* **Set task**:
Note how many lines hold "Area" and report that number by itself.

□ □ □ □

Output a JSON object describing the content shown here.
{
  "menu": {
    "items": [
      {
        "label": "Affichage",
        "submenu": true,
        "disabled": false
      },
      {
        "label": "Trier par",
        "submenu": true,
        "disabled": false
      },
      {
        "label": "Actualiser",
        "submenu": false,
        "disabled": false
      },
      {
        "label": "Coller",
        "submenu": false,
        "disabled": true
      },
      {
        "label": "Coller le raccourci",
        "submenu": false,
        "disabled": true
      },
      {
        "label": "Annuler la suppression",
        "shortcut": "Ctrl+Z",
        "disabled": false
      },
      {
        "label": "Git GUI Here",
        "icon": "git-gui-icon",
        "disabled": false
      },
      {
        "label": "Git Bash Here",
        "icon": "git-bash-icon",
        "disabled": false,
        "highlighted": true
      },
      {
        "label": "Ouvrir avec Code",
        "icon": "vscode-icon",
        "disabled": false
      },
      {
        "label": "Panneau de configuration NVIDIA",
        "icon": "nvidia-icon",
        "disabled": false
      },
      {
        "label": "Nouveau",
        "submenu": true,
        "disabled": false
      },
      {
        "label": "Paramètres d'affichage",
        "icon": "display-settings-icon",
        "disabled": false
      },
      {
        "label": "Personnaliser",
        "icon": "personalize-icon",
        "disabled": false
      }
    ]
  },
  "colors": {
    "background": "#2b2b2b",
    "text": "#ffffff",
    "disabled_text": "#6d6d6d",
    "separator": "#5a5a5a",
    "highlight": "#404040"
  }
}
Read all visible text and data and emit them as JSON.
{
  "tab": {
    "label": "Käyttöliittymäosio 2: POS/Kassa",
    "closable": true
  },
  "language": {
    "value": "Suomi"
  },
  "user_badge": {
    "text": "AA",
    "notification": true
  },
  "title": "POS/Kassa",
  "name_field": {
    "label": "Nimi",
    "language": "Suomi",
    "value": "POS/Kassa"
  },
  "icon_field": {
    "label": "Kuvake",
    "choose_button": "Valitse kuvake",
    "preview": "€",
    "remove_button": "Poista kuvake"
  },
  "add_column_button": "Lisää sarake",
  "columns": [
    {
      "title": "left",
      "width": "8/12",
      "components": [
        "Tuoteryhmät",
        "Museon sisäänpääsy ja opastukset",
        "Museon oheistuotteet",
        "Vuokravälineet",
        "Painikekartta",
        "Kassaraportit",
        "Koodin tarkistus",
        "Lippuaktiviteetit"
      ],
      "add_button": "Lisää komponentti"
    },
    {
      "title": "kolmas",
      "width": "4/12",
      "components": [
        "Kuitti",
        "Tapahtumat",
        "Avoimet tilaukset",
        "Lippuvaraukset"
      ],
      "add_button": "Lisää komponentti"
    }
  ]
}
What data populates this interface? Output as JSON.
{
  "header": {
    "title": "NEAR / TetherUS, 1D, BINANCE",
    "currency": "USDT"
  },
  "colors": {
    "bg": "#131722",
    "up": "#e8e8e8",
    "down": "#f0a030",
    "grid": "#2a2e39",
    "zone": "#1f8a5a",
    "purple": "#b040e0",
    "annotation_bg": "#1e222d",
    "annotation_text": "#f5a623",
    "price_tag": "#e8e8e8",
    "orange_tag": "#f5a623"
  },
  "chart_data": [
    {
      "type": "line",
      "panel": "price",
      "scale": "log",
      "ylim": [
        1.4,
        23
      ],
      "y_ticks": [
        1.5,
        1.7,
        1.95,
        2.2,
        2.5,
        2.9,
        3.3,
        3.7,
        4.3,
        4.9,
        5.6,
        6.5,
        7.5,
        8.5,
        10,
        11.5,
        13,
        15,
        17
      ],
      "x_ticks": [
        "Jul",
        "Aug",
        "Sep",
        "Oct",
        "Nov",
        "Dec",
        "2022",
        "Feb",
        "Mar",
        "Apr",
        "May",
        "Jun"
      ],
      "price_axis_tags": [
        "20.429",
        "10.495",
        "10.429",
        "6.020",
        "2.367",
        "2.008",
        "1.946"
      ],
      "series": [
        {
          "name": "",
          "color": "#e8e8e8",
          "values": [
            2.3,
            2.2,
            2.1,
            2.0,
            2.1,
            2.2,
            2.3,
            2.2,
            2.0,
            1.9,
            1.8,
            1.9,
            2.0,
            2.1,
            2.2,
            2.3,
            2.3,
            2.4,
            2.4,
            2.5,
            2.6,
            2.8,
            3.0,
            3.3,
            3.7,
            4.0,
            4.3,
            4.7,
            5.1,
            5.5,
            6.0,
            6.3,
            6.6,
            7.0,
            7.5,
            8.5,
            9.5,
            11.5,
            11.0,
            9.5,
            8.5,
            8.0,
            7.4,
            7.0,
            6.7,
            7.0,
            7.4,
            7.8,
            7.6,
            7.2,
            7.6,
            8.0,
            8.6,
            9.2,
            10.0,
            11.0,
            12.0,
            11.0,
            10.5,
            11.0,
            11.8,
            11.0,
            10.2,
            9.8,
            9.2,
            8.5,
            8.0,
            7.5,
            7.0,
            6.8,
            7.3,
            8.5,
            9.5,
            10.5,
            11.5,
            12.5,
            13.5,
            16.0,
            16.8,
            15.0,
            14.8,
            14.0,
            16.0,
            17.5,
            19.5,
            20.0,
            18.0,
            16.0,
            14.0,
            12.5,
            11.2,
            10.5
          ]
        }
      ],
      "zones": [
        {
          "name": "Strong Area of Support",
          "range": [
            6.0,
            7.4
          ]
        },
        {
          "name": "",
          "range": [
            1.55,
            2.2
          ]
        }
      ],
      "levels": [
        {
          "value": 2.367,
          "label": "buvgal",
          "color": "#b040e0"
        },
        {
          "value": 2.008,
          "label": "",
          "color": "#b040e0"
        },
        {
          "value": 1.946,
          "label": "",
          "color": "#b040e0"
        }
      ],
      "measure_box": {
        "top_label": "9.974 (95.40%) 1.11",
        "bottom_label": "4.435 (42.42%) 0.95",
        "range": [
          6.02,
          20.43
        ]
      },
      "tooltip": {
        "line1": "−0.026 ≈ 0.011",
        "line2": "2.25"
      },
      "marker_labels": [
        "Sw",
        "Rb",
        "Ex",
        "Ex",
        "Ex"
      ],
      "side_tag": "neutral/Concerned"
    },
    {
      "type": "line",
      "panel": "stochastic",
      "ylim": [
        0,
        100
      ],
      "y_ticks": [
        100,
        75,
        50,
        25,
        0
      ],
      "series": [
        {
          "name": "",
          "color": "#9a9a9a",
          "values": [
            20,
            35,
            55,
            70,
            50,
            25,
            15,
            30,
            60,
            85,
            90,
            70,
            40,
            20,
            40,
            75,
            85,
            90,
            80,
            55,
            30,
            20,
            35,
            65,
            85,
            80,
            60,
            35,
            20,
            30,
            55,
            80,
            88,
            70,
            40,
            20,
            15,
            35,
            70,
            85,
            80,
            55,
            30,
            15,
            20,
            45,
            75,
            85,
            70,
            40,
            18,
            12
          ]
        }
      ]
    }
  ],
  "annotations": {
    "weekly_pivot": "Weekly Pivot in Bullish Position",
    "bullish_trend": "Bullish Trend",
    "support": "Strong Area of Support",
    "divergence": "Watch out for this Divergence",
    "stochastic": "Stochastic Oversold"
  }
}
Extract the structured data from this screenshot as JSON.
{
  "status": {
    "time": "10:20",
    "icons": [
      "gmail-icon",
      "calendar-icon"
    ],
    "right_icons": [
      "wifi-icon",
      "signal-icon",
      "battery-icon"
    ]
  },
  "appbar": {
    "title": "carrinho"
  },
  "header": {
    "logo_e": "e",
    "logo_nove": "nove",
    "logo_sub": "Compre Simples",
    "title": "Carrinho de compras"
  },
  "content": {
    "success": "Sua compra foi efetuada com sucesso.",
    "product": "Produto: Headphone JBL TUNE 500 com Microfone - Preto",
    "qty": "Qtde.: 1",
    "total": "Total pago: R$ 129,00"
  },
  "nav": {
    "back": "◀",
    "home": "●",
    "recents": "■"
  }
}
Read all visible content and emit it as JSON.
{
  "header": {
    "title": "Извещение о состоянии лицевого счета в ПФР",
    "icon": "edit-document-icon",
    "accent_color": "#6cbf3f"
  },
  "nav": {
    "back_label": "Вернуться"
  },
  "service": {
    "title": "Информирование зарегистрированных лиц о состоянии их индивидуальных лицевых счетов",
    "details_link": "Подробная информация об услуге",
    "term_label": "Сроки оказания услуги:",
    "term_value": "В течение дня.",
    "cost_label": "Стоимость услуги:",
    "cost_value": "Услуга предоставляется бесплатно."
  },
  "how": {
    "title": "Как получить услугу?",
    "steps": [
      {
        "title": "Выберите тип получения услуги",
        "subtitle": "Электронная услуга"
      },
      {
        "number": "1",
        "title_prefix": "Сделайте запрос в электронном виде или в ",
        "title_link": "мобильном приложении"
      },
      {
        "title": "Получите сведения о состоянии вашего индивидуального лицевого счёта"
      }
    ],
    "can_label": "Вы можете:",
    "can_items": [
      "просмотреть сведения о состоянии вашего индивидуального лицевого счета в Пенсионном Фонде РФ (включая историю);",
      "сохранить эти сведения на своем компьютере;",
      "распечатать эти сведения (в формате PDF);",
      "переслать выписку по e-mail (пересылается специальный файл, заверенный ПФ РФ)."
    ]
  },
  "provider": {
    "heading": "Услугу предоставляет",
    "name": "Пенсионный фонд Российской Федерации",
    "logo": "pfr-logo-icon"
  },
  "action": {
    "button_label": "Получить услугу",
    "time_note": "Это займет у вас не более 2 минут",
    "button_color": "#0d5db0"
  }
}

□ □ □ □

* **Output for this exercise**:
2